• **Set exercise**: Show every line of the records below that contains the word "this".

== Given data ==

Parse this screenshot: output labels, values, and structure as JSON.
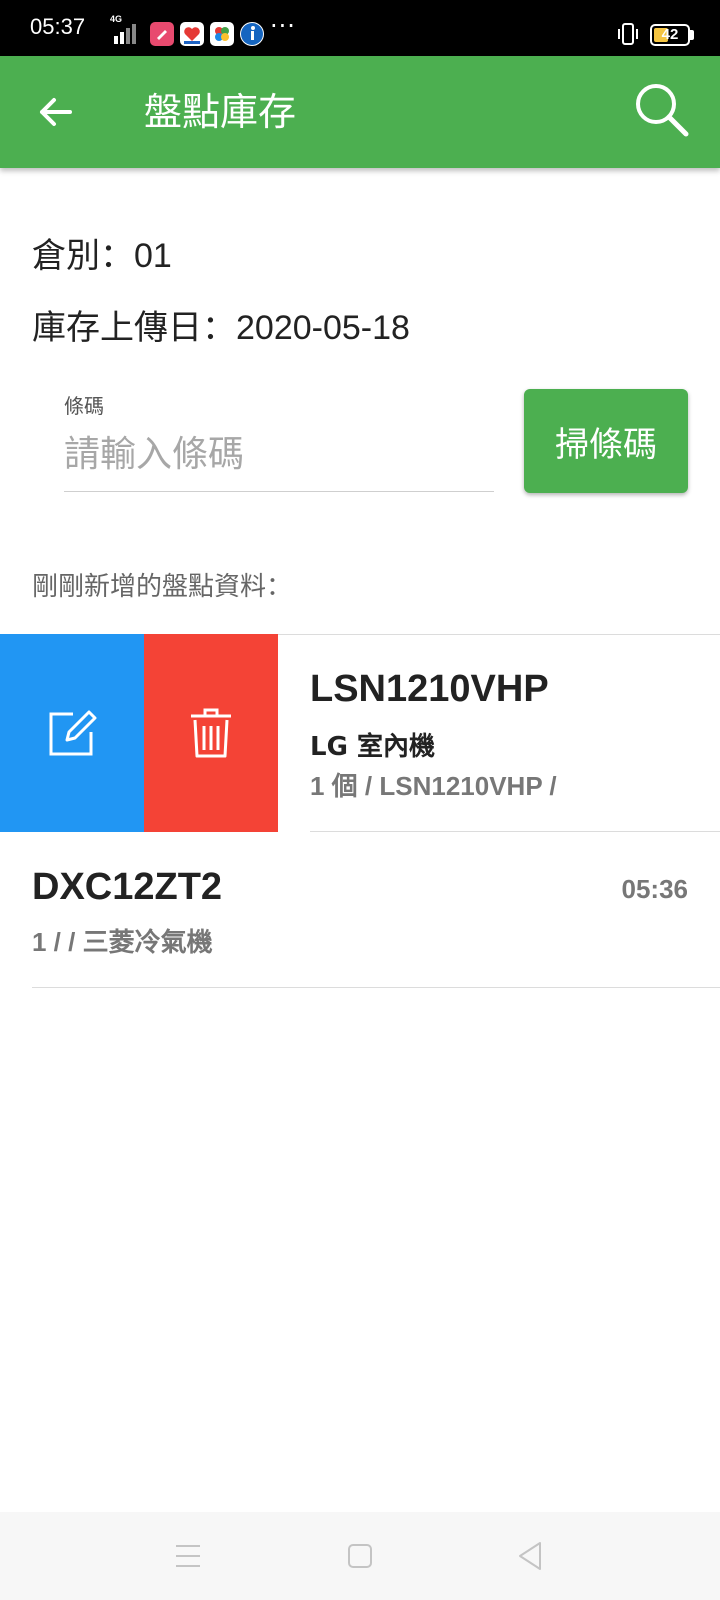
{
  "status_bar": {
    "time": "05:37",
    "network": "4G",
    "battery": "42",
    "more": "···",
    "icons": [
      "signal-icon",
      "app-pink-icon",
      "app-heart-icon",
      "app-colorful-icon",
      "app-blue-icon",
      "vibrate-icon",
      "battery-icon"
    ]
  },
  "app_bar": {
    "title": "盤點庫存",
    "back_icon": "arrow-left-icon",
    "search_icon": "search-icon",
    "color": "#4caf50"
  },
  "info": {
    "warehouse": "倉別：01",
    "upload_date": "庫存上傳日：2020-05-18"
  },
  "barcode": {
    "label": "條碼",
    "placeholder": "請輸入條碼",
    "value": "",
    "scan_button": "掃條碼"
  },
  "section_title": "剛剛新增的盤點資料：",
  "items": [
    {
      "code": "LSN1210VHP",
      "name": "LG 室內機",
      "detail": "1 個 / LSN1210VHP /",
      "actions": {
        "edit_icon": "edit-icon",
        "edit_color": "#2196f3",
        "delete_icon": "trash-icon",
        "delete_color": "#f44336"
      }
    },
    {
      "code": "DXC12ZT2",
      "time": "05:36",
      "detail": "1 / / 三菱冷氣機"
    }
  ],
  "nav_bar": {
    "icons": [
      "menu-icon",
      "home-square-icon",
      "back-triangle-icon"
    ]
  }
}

===
== Given data ==

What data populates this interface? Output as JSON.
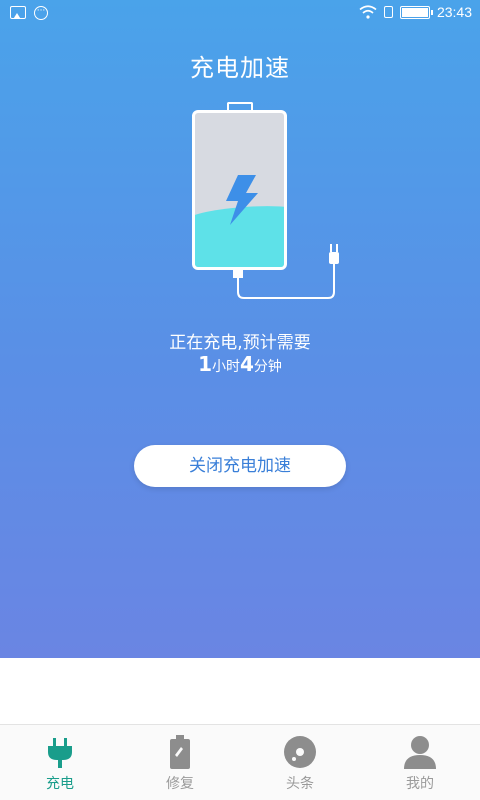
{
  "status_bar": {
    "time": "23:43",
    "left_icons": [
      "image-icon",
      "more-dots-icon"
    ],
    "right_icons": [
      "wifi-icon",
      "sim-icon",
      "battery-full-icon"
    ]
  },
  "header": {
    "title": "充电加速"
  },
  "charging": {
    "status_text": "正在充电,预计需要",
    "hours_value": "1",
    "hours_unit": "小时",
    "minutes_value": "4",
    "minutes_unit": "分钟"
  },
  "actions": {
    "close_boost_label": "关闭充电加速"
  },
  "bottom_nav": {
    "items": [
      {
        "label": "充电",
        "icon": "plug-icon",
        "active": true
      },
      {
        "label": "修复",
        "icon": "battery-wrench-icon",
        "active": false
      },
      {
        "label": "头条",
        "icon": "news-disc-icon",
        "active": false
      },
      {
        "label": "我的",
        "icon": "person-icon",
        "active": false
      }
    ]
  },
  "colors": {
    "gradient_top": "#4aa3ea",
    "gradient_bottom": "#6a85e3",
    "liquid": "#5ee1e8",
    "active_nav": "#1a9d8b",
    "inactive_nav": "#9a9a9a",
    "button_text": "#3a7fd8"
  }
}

===

• **Written answer**:
Parse this screenshot: output labels, values, and structure as JSON.
What data populates this interface? Output as JSON.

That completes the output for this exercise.